Determine how many lines in the records hold the word "trait". Return the number alone.
Top of Provided records
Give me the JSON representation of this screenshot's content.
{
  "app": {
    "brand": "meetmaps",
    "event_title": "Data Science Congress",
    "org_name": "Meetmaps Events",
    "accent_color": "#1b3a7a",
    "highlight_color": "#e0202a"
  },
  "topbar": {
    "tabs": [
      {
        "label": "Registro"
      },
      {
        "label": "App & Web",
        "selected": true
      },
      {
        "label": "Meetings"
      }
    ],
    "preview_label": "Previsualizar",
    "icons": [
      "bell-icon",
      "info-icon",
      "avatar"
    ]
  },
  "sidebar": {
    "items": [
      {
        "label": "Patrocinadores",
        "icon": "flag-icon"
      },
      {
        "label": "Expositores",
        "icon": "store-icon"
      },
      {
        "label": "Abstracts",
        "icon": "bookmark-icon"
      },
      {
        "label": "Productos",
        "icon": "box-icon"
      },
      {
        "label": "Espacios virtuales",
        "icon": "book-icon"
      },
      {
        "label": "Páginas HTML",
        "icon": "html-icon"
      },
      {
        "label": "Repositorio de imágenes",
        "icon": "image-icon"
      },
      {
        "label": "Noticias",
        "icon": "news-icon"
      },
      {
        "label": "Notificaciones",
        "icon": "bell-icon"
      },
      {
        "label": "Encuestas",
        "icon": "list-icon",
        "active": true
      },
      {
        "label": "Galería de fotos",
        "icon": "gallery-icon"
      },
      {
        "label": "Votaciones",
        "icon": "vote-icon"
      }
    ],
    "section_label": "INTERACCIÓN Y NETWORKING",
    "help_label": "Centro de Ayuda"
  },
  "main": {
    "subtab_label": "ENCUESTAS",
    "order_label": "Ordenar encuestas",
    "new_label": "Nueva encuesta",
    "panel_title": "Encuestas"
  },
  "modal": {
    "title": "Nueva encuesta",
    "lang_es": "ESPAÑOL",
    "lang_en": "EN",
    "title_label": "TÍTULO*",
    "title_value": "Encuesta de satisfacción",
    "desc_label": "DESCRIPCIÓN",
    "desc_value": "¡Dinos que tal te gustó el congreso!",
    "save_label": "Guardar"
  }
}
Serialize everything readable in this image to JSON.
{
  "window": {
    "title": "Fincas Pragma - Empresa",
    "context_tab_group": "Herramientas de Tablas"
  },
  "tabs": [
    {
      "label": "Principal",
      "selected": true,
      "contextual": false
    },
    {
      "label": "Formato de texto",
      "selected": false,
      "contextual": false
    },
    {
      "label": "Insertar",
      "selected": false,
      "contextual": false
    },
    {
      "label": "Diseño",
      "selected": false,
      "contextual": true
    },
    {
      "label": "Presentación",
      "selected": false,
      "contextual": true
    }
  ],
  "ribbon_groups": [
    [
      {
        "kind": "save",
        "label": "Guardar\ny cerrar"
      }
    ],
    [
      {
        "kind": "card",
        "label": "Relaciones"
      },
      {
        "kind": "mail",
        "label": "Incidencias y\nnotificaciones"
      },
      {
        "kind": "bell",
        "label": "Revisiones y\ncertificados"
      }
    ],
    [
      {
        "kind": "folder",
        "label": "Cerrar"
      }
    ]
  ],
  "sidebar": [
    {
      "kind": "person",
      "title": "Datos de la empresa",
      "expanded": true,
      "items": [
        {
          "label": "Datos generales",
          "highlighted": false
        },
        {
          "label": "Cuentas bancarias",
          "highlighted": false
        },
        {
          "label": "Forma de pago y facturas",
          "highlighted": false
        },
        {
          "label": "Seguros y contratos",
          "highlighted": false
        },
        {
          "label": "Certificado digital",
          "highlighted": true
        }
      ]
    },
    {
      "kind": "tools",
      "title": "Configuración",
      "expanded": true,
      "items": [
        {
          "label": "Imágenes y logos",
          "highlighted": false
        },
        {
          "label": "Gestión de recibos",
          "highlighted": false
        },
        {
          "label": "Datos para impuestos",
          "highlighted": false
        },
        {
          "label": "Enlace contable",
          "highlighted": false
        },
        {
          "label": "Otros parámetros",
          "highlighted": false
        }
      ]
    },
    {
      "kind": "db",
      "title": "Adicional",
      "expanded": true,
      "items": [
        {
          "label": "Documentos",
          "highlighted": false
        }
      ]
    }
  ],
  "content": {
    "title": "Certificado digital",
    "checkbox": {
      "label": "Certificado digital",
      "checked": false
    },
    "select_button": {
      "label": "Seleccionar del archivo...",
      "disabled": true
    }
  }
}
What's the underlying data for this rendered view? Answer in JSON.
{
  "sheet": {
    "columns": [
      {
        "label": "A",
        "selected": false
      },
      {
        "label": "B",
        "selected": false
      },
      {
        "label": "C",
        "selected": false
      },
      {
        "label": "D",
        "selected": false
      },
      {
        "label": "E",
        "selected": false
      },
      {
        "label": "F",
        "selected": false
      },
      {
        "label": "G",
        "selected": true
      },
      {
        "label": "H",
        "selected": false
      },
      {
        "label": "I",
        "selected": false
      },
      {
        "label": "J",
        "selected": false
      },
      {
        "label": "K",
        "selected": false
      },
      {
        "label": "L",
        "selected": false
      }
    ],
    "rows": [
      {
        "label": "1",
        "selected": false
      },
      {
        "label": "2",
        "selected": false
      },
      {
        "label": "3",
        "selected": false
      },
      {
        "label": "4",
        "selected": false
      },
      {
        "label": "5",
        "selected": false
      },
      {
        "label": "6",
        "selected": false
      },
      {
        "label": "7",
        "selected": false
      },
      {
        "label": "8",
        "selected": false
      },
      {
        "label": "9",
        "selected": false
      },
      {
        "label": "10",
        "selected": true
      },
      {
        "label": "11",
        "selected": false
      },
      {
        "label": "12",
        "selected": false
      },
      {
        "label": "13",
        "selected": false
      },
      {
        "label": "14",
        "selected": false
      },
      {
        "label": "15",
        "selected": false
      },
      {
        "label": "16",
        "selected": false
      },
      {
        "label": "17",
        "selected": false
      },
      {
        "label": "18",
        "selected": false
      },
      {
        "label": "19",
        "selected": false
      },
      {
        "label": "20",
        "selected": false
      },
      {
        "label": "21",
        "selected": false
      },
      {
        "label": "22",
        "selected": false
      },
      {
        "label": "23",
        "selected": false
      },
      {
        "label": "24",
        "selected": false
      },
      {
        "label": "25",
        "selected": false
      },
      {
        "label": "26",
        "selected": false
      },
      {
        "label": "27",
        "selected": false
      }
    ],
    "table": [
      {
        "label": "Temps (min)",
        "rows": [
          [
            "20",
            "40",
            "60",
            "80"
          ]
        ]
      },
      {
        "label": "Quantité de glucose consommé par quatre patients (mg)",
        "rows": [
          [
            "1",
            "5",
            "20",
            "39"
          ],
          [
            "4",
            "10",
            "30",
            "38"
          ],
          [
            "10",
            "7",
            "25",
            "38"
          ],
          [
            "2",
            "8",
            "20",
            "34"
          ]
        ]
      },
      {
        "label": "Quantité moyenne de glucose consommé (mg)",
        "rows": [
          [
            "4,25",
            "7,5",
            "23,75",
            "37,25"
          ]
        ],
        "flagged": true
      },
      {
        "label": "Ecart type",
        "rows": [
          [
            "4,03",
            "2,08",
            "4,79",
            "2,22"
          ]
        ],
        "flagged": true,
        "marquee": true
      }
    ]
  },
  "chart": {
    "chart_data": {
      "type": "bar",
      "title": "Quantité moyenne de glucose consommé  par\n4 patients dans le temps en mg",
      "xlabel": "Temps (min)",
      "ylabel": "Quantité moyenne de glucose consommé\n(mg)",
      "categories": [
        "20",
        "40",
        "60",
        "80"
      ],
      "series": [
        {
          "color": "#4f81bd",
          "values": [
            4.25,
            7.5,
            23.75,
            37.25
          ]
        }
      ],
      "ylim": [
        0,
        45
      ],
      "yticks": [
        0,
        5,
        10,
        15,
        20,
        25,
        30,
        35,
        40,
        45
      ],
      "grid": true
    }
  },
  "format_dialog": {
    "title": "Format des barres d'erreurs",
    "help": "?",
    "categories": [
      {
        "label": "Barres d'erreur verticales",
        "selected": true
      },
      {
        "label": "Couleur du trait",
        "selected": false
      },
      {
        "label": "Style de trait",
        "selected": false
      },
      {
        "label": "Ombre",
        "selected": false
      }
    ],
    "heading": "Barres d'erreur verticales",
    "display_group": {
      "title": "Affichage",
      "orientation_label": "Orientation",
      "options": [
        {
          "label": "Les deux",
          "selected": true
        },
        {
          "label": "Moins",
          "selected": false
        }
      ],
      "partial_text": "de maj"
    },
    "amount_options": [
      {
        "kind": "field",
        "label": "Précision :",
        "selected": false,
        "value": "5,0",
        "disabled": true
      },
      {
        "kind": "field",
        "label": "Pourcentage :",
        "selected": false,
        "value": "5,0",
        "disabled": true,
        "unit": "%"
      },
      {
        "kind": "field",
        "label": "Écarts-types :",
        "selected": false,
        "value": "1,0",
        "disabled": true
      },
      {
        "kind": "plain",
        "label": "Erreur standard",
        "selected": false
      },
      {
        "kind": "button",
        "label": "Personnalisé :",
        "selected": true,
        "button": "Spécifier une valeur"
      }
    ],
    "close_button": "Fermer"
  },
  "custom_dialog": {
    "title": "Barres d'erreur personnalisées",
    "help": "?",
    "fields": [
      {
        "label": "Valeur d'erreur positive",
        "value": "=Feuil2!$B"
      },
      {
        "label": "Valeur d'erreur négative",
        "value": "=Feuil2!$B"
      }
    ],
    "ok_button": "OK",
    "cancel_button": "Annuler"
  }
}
Bottom of Provided records
# [Answer box]
2